Material to process |
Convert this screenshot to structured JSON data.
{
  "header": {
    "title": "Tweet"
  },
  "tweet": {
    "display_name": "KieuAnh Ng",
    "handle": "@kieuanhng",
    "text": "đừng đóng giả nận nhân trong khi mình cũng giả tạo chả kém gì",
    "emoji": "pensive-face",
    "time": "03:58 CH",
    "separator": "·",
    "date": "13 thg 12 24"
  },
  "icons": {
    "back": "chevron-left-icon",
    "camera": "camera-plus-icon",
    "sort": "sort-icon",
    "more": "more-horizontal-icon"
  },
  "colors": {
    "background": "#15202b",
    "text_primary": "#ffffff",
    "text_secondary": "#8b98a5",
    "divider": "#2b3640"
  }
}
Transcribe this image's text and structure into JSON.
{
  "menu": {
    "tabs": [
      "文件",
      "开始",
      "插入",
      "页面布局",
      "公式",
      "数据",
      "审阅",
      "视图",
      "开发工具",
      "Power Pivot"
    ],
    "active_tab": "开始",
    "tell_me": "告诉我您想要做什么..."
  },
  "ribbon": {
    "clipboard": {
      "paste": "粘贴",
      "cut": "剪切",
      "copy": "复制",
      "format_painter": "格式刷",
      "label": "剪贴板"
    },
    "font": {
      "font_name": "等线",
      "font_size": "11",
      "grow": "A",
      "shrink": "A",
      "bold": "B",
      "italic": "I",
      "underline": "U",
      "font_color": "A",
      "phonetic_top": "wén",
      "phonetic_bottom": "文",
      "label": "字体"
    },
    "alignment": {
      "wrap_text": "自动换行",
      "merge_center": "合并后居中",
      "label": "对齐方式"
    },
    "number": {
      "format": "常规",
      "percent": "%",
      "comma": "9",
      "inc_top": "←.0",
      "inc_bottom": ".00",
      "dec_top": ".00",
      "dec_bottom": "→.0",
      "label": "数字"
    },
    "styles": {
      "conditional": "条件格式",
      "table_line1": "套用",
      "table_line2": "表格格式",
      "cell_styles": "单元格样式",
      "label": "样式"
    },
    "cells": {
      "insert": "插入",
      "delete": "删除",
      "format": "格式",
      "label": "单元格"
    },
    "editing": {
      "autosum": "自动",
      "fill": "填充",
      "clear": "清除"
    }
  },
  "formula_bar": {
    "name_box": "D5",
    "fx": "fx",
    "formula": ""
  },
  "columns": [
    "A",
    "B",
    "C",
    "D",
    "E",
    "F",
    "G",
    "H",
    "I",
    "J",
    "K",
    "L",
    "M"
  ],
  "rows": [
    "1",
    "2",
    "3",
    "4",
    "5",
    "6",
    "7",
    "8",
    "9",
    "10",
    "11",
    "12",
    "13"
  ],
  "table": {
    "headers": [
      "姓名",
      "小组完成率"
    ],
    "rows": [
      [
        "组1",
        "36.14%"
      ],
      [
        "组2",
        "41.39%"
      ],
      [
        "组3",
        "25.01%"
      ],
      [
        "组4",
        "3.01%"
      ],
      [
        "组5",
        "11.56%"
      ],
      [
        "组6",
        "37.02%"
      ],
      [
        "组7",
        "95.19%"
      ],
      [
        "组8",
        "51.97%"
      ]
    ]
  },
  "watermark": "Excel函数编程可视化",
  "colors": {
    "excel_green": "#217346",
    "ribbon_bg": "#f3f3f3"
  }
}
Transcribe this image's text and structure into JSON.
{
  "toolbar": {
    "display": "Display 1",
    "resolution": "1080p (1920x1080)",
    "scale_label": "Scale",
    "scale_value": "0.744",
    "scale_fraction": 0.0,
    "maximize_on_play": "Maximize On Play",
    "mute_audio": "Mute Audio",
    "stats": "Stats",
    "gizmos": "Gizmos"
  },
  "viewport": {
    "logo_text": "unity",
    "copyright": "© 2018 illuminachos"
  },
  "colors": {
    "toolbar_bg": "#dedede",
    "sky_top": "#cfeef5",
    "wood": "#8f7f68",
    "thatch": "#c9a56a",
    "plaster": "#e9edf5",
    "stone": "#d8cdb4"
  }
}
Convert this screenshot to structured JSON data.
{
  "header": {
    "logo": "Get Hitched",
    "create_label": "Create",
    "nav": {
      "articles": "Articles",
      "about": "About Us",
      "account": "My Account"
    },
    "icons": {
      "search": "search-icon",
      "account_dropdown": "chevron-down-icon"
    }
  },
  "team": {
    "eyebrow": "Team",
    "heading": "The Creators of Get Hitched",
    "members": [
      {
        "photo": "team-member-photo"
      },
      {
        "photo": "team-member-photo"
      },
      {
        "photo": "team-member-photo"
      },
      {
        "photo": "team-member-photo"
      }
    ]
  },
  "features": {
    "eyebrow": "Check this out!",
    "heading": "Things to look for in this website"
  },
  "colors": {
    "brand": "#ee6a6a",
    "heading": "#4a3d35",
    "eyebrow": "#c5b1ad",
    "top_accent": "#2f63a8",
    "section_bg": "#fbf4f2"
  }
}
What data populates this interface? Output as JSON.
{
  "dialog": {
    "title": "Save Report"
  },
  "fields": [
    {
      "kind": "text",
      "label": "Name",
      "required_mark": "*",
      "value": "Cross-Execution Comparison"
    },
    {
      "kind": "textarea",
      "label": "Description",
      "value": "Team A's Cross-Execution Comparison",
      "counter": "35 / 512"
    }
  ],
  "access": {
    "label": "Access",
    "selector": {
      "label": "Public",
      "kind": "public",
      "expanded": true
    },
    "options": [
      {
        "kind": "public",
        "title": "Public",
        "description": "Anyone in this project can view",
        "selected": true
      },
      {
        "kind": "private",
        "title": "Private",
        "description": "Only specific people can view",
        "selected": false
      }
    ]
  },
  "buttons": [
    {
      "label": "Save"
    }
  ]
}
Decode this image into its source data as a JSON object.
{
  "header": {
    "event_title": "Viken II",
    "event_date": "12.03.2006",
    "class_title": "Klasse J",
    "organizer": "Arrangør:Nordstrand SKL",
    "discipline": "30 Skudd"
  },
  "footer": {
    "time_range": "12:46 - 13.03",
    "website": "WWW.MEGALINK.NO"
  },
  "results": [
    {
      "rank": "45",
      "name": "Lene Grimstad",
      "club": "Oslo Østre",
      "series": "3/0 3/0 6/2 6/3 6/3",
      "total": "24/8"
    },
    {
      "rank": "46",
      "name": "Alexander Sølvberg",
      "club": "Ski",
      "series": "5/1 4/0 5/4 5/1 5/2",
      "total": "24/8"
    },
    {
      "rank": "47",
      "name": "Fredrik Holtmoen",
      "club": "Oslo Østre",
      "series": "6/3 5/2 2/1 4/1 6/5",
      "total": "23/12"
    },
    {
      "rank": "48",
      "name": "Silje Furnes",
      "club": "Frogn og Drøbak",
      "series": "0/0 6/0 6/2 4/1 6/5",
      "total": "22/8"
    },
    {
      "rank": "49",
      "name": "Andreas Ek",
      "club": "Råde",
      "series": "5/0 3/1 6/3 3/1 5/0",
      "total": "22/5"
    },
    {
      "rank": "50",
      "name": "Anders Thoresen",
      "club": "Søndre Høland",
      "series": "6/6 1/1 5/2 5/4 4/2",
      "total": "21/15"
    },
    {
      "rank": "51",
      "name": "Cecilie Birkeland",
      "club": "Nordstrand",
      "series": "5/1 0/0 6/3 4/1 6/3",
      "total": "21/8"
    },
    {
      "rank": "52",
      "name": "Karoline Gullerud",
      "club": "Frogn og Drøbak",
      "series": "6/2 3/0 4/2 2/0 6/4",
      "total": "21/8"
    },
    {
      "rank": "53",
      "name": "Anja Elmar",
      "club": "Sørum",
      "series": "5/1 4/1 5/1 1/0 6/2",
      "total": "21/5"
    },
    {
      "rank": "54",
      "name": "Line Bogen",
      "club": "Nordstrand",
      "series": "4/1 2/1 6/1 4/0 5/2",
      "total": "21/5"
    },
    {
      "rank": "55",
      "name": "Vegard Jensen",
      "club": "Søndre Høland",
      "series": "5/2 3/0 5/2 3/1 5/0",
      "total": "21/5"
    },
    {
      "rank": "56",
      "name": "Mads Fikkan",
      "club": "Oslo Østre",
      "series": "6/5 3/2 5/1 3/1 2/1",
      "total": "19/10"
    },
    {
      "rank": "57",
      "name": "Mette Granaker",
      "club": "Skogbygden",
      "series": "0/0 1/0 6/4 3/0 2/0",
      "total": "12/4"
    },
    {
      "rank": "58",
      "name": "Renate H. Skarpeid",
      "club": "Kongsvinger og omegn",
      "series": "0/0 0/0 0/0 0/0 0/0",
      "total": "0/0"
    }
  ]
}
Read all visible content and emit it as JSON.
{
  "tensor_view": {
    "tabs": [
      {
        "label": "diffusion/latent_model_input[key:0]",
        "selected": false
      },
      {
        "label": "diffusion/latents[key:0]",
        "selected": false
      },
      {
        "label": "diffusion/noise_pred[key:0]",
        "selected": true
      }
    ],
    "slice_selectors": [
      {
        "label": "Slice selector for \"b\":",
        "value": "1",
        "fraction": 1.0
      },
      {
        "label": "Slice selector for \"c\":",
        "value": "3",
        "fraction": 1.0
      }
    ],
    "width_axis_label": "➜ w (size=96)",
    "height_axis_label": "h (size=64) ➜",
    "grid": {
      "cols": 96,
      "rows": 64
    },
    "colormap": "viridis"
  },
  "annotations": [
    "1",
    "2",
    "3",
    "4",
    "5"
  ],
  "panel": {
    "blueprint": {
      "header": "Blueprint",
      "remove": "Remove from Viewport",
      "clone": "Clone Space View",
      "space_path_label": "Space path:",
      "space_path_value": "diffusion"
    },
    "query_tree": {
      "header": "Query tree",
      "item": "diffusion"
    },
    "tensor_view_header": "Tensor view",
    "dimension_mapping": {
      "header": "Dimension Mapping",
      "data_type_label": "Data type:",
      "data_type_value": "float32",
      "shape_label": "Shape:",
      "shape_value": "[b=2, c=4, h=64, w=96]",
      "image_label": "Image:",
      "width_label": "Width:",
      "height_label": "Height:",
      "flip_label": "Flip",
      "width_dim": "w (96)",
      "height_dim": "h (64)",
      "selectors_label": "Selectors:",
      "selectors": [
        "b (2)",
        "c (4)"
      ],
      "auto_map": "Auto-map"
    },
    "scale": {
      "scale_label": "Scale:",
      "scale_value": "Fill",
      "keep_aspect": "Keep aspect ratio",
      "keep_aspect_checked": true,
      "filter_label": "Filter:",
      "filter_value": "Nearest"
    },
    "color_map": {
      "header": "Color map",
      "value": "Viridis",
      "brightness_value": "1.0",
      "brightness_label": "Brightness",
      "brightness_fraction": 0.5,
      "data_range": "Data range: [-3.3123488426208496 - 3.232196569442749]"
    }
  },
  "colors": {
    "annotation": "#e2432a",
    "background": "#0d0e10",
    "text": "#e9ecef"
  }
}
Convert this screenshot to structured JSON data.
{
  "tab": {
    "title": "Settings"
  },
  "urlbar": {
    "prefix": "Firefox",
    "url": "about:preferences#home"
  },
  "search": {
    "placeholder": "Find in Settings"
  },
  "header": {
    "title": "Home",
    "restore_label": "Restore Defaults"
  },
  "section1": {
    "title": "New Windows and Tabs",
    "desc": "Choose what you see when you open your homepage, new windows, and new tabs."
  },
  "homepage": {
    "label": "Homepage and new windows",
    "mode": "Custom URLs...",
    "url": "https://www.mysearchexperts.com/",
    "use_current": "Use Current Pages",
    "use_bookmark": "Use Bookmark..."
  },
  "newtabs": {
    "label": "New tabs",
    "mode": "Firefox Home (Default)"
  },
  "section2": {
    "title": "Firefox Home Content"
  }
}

Aim |
Search the records for the word "chevron". Copy every line that has it.

Correct output |
    "back": "chevron-left-icon",
      "account_dropdown": "chevron-down-icon"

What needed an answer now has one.